Restate the records in their entirety, word for word.

** start of Records for the task **

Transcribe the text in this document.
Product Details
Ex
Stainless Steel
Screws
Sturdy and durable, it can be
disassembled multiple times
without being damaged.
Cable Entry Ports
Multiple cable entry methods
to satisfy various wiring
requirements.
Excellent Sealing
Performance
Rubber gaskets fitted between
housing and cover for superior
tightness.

** end of Records for the task **

## [The completed task]
Transcribe the text in this document.
Product Details
Ex
Stainless Steel
Screws
Sturdy and durable, it can be
disassembled multiple times
without being damaged.
Cable Entry Ports
Multiple cable entry methods
to satisfy various wiring
requirements.
Excellent Sealing
Performance
Rubber gaskets fitted between
housing and cover for superior
tightness.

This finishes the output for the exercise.